__AIM__
Exactly as given, repeat all of the entries.

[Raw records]
-*-

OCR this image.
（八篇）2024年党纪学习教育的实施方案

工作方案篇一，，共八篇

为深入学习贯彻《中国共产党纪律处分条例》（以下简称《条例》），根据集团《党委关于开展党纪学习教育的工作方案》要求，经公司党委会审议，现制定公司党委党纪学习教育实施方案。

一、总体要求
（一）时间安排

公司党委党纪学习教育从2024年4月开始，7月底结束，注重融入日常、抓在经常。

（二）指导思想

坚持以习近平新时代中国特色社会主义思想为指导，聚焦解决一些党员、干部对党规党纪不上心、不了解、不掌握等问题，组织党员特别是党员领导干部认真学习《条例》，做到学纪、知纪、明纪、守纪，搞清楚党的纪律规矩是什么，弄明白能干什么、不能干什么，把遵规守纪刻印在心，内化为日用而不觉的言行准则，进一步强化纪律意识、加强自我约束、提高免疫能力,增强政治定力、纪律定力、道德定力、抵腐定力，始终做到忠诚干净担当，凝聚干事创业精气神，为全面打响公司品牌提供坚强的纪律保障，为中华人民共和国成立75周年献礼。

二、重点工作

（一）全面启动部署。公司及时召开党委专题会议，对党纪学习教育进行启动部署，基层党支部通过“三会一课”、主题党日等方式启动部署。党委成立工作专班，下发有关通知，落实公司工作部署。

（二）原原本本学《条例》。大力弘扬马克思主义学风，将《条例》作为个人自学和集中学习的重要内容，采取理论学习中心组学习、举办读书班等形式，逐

-*-

__OUTPUT FOR THIS TASK__
OCR this image.
（八篇）2024年党纪学习教育的实施方案

工作方案篇一，，共八篇

为深入学习贯彻《中国共产党纪律处分条例》（以下简称《条例》），根据集团《党委关于开展党纪学习教育的工作方案》要求，经公司党委会审议，现制定公司党委党纪学习教育实施方案。

一、总体要求
（一）时间安排

公司党委党纪学习教育从2024年4月开始，7月底结束，注重融入日常、抓在经常。

（二）指导思想

坚持以习近平新时代中国特色社会主义思想为指导，聚焦解决一些党员、干部对党规党纪不上心、不了解、不掌握等问题，组织党员特别是党员领导干部认真学习《条例》，做到学纪、知纪、明纪、守纪，搞清楚党的纪律规矩是什么，弄明白能干什么、不能干什么，把遵规守纪刻印在心，内化为日用而不觉的言行准则，进一步强化纪律意识、加强自我约束、提高免疫能力,增强政治定力、纪律定力、道德定力、抵腐定力，始终做到忠诚干净担当，凝聚干事创业精气神，为全面打响公司品牌提供坚强的纪律保障，为中华人民共和国成立75周年献礼。

二、重点工作

（一）全面启动部署。公司及时召开党委专题会议，对党纪学习教育进行启动部署，基层党支部通过“三会一课”、主题党日等方式启动部署。党委成立工作专班，下发有关通知，落实公司工作部署。

（二）原原本本学《条例》。大力弘扬马克思主义学风，将《条例》作为个人自学和集中学习的重要内容，采取理论学习中心组学习、举办读书班等形式，逐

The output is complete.